> [STATED GOAL]: Could you repeat the records below exactly, leaving out any pictures?

*** DATA SHOWN

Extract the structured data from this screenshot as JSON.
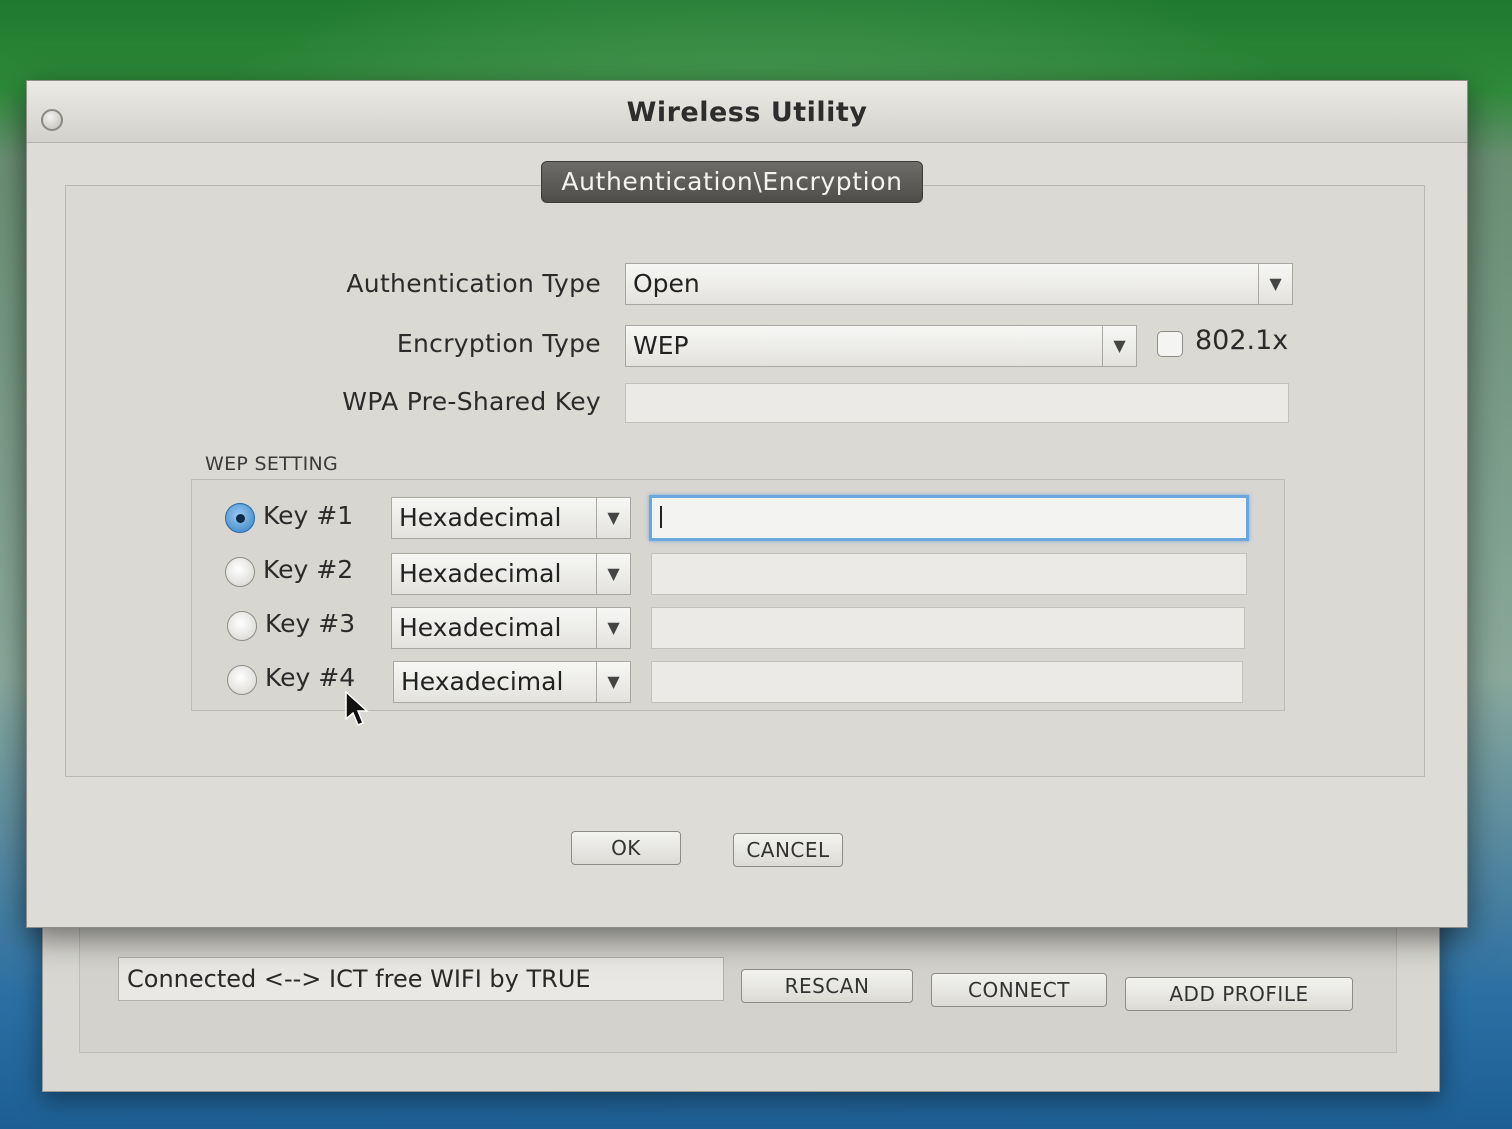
{
  "main_window": {
    "status_text": "Connected <--> ICT free WIFI by TRUE",
    "buttons": {
      "rescan": "RESCAN",
      "connect": "CONNECT",
      "add_profile": "ADD PROFILE"
    }
  },
  "dialog": {
    "title": "Wireless Utility",
    "section_tab": "Authentication\\Encryption",
    "auth_type": {
      "label": "Authentication Type",
      "value": "Open"
    },
    "encryption_type": {
      "label": "Encryption Type",
      "value": "WEP"
    },
    "dot1x": {
      "label": "802.1x",
      "checked": false
    },
    "wpa_psk": {
      "label": "WPA Pre-Shared Key",
      "value": ""
    },
    "wep_setting": {
      "title": "WEP SETTING",
      "keys": [
        {
          "label": "Key #1",
          "format": "Hexadecimal",
          "value": "",
          "selected": true
        },
        {
          "label": "Key #2",
          "format": "Hexadecimal",
          "value": "",
          "selected": false
        },
        {
          "label": "Key #3",
          "format": "Hexadecimal",
          "value": "",
          "selected": false
        },
        {
          "label": "Key #4",
          "format": "Hexadecimal",
          "value": "",
          "selected": false
        }
      ]
    },
    "buttons": {
      "ok": "OK",
      "cancel": "CANCEL"
    }
  },
  "icons": {
    "close": "close-icon",
    "dropdown": "chevron-down-icon",
    "pointer": "cursor-icon"
  },
  "colors": {
    "focus_ring": "#6aa7dc",
    "radio_selected": "#2f7fc4",
    "tab_background": "#5a5955"
  }
}
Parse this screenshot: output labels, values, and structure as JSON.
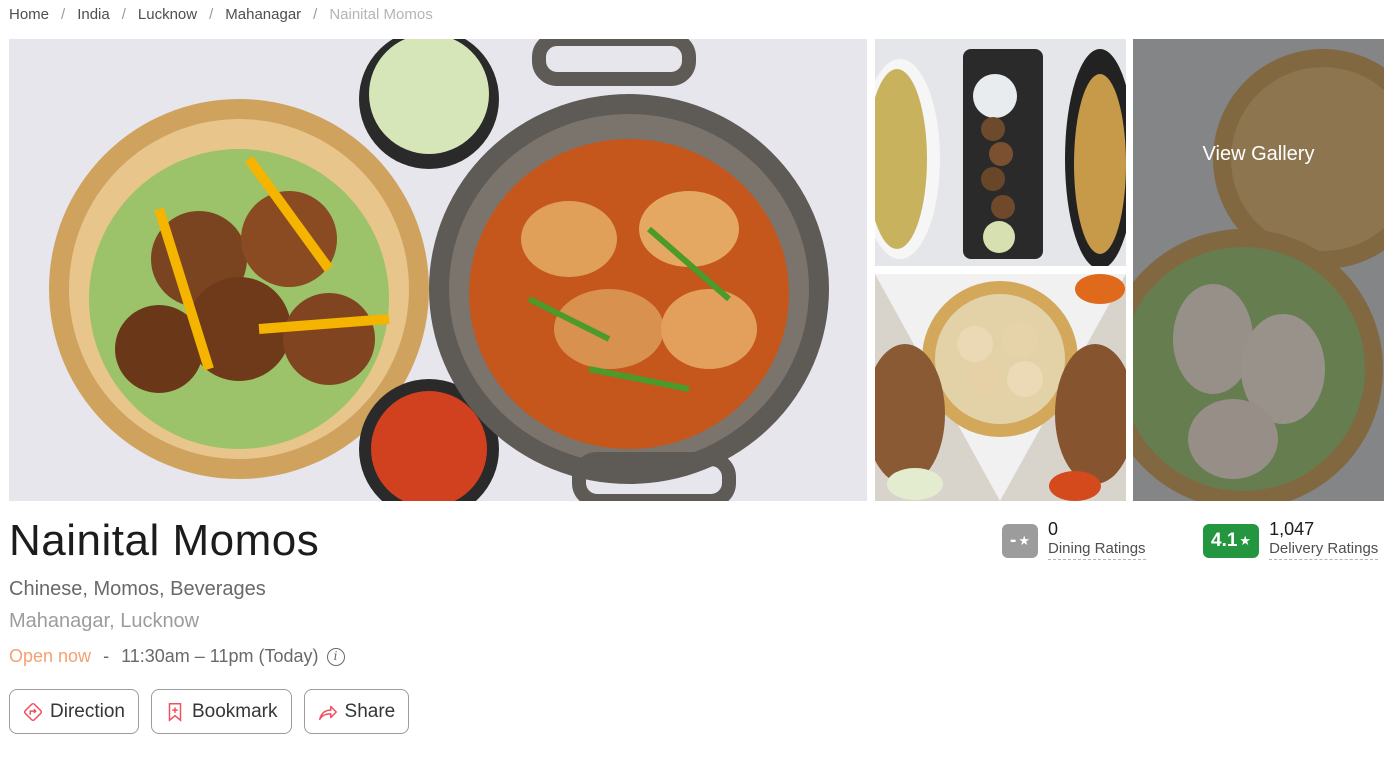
{
  "breadcrumb": {
    "items": [
      "Home",
      "India",
      "Lucknow",
      "Mahanagar"
    ],
    "current": "Nainital Momos",
    "separator": "/"
  },
  "gallery": {
    "view_gallery_label": "View Gallery"
  },
  "restaurant": {
    "name": "Nainital Momos",
    "cuisines": "Chinese, Momos, Beverages",
    "locality": "Mahanagar, Lucknow",
    "status": "Open now",
    "hours": "11:30am – 11pm (Today)",
    "hours_separator": "-"
  },
  "ratings": {
    "dining": {
      "score": "-",
      "count": "0",
      "label": "Dining Ratings",
      "color": "#9c9c9c"
    },
    "delivery": {
      "score": "4.1",
      "count": "1,047",
      "label": "Delivery Ratings",
      "color": "#24963f"
    }
  },
  "actions": {
    "direction": "Direction",
    "bookmark": "Bookmark",
    "share": "Share"
  },
  "colors": {
    "accent": "#ef4f5f",
    "open": "#f4a172"
  }
}
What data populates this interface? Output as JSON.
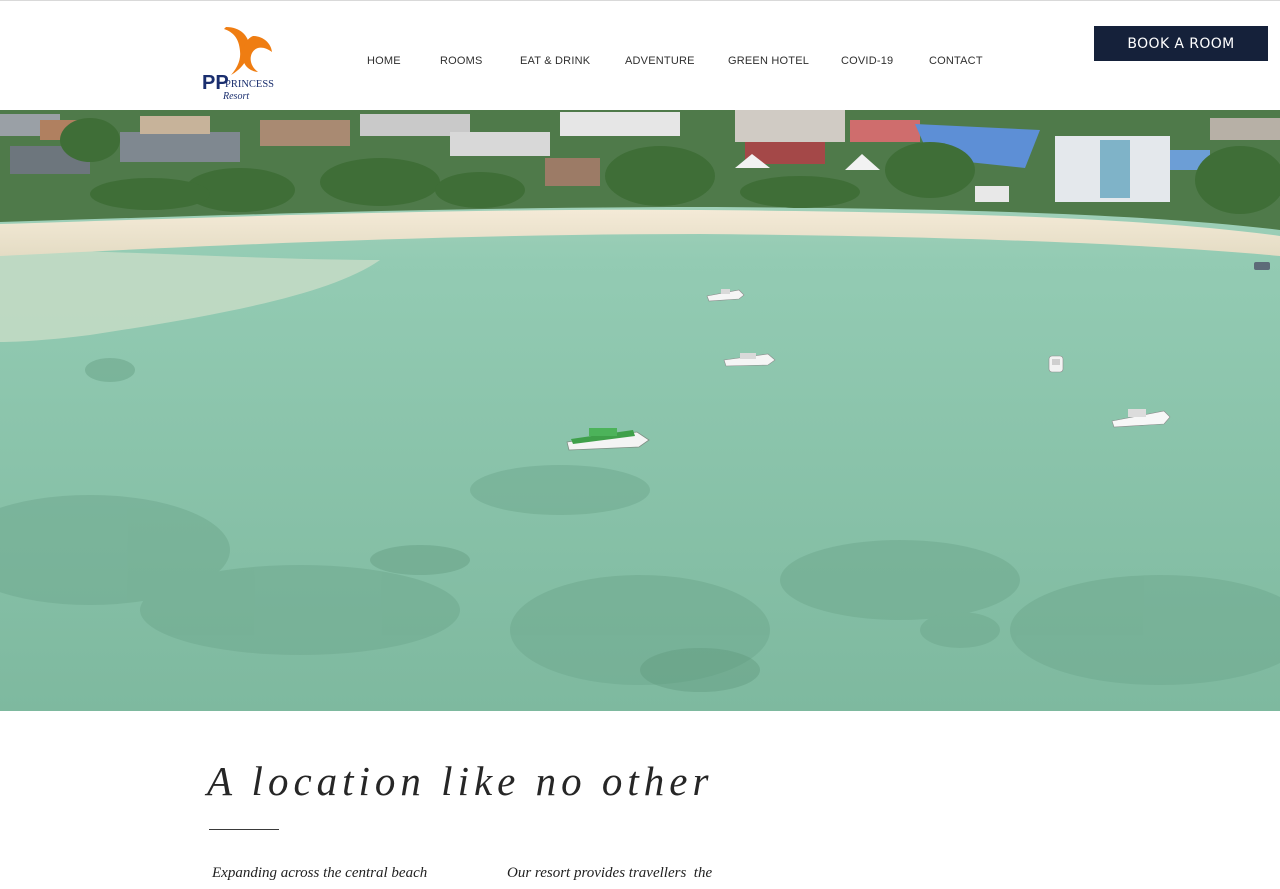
{
  "brand": {
    "logo_main": "PP",
    "logo_sub": "PRINCESS",
    "logo_script": "Resort",
    "accent_color": "#ef7d12",
    "navy_color": "#1a2e6e"
  },
  "nav": {
    "items": [
      "HOME",
      "ROOMS",
      "EAT & DRINK",
      "ADVENTURE",
      "GREEN HOTEL",
      "COVID-19",
      "CONTACT"
    ]
  },
  "book_button": {
    "label": "BOOK A ROOM",
    "color": "#15213a"
  },
  "hero": {
    "subject": "aerial view of beach bay with boats"
  },
  "intro": {
    "title": "A location like no other",
    "paragraph_1": "Expanding across the central beach",
    "paragraph_2": "Our resort provides travellers  the"
  }
}
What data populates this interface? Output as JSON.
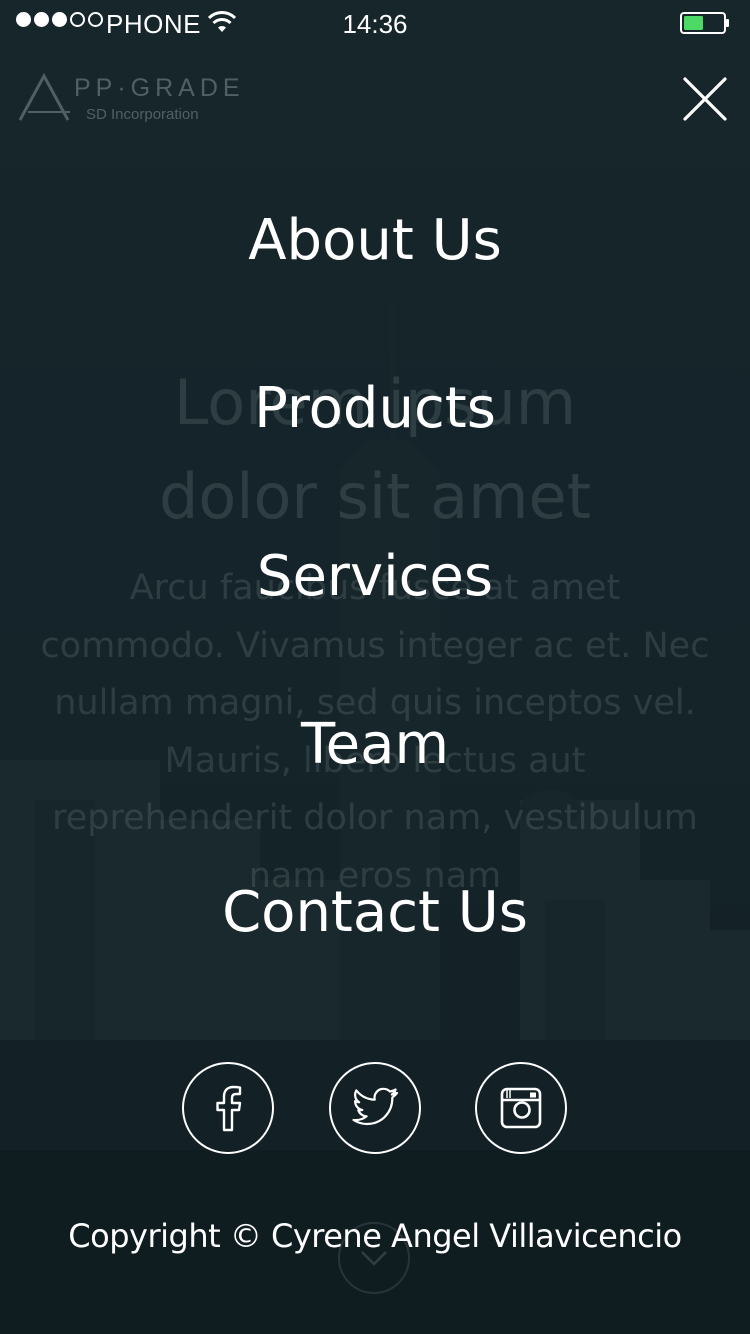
{
  "status_bar": {
    "carrier": "PHONE",
    "time": "14:36",
    "signal_filled": 3,
    "signal_total": 5,
    "battery_level": 0.5,
    "battery_color": "#4cd964",
    "icons": [
      "signal-dots-icon",
      "wifi-icon",
      "battery-icon"
    ]
  },
  "background": {
    "logo_main": "PP·GRADE",
    "logo_sub": "SD Incorporation",
    "hero_title": "Lorem ipsum\ndolor sit amet",
    "hero_text": "Arcu faucibus fusce at amet commodo. Vivamus integer ac et. Nec nullam magni, sed quis inceptos vel. Mauris, libero lectus aut reprehenderit dolor nam, vestibulum nam eros nam"
  },
  "menu": {
    "close_icon": "close-icon",
    "items": [
      {
        "label": "About Us"
      },
      {
        "label": "Products"
      },
      {
        "label": "Services"
      },
      {
        "label": "Team"
      },
      {
        "label": "Contact Us"
      }
    ]
  },
  "social": [
    {
      "icon": "facebook-icon"
    },
    {
      "icon": "twitter-icon"
    },
    {
      "icon": "instagram-icon"
    }
  ],
  "footer": {
    "copyright": "Copyright © Cyrene Angel Villavicencio",
    "scroll_icon": "chevron-down-icon"
  },
  "colors": {
    "overlay": "#16272c",
    "text": "#ffffff"
  }
}
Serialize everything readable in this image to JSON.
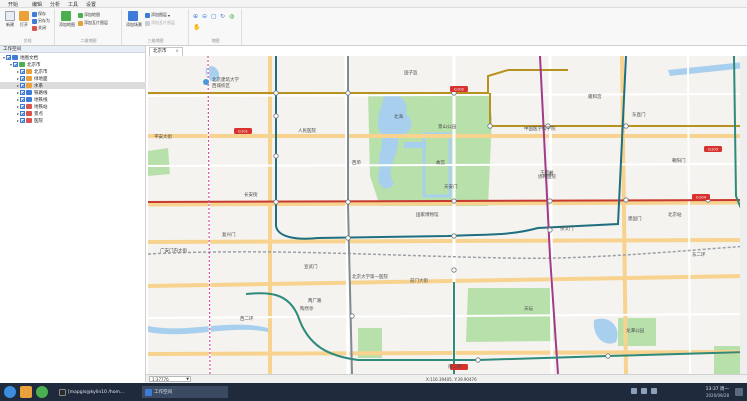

******

> [EXERCISE RESULT]:
Extract the structured data from this screenshot as JSON.
{
  "main_window": {
    "status_text": "Connected <--> ICT free WIFI by TRUE",
    "buttons": {
      "rescan": "RESCAN",
      "connect": "CONNECT",
      "add_profile": "ADD PROFILE"
    }
  },
  "dialog": {
    "title": "Wireless Utility",
    "section_tab": "Authentication\\Encryption",
    "auth_type": {
      "label": "Authentication Type",
      "value": "Open"
    },
    "encryption_type": {
      "label": "Encryption Type",
      "value": "WEP"
    },
    "dot1x": {
      "label": "802.1x",
      "checked": false
    },
    "wpa_psk": {
      "label": "WPA Pre-Shared Key",
      "value": ""
    },
    "wep_setting": {
      "title": "WEP SETTING",
      "keys": [
        {
          "label": "Key #1",
          "format": "Hexadecimal",
          "value": "",
          "selected": true
        },
        {
          "label": "Key #2",
          "format": "Hexadecimal",
          "value": "",
          "selected": false
        },
        {
          "label": "Key #3",
          "format": "Hexadecimal",
          "value": "",
          "selected": false
        },
        {
          "label": "Key #4",
          "format": "Hexadecimal",
          "value": "",
          "selected": false
        }
      ]
    },
    "buttons": {
      "ok": "OK",
      "cancel": "CANCEL"
    }
  },
  "icons": {
    "close": "close-icon",
    "dropdown": "chevron-down-icon",
    "pointer": "cursor-icon"
  },
  "colors": {
    "focus_ring": "#6aa7dc",
    "radio_selected": "#2f7fc4",
    "tab_background": "#5a5955"
  }
}
Parse this screenshot: output labels, values, and structure as JSON.
{
  "breadcrumb": {
    "items": [
      "Home",
      "India",
      "Lucknow",
      "Mahanagar"
    ],
    "current": "Nainital Momos",
    "separator": "/"
  },
  "gallery": {
    "view_gallery_label": "View Gallery"
  },
  "restaurant": {
    "name": "Nainital Momos",
    "cuisines": "Chinese, Momos, Beverages",
    "locality": "Mahanagar, Lucknow",
    "status": "Open now",
    "hours": "11:30am – 11pm (Today)",
    "hours_separator": "-"
  },
  "ratings": {
    "dining": {
      "score": "-",
      "count": "0",
      "label": "Dining Ratings",
      "color": "#9c9c9c"
    },
    "delivery": {
      "score": "4.1",
      "count": "1,047",
      "label": "Delivery Ratings",
      "color": "#24963f"
    }
  },
  "actions": {
    "direction": "Direction",
    "bookmark": "Bookmark",
    "share": "Share"
  },
  "colors": {
    "accent": "#ef4f5f",
    "open": "#f4a172"
  }
}
What data populates this interface? Output as JSON.
{
  "brand": {
    "logo_main": "PP",
    "logo_sub": "PRINCESS",
    "logo_script": "Resort",
    "accent_color": "#ef7d12",
    "navy_color": "#1a2e6e"
  },
  "nav": {
    "items": [
      "HOME",
      "ROOMS",
      "EAT & DRINK",
      "ADVENTURE",
      "GREEN HOTEL",
      "COVID-19",
      "CONTACT"
    ]
  },
  "book_button": {
    "label": "BOOK A ROOM",
    "color": "#15213a"
  },
  "hero": {
    "subject": "aerial view of beach bay with boats"
  },
  "intro": {
    "title": "A location like no other",
    "paragraph_1": "Expanding across the central beach",
    "paragraph_2": "Our resort provides travellers  the"
  }
}
What data populates this interface? Output as JSON.
{
  "status_bar": {
    "carrier": "PHONE",
    "time": "14:36",
    "signal_filled": 3,
    "signal_total": 5,
    "battery_level": 0.5,
    "battery_color": "#4cd964",
    "icons": [
      "signal-dots-icon",
      "wifi-icon",
      "battery-icon"
    ]
  },
  "background": {
    "logo_main": "PP·GRADE",
    "logo_sub": "SD Incorporation",
    "hero_title": "Lorem ipsum\ndolor sit amet",
    "hero_text": "Arcu faucibus fusce at amet commodo. Vivamus integer ac et. Nec nullam magni, sed quis inceptos vel. Mauris, libero lectus aut reprehenderit dolor nam, vestibulum nam eros nam"
  },
  "menu": {
    "close_icon": "close-icon",
    "items": [
      {
        "label": "About Us"
      },
      {
        "label": "Products"
      },
      {
        "label": "Services"
      },
      {
        "label": "Team"
      },
      {
        "label": "Contact Us"
      }
    ]
  },
  "social": [
    {
      "icon": "facebook-icon"
    },
    {
      "icon": "twitter-icon"
    },
    {
      "icon": "instagram-icon"
    }
  ],
  "footer": {
    "copyright": "Copyright © Cyrene Angel Villavicencio",
    "scroll_icon": "chevron-down-icon"
  },
  "colors": {
    "overlay": "#16272c",
    "text": "#ffffff"
  }
}
Serialize everything readable in this image to JSON.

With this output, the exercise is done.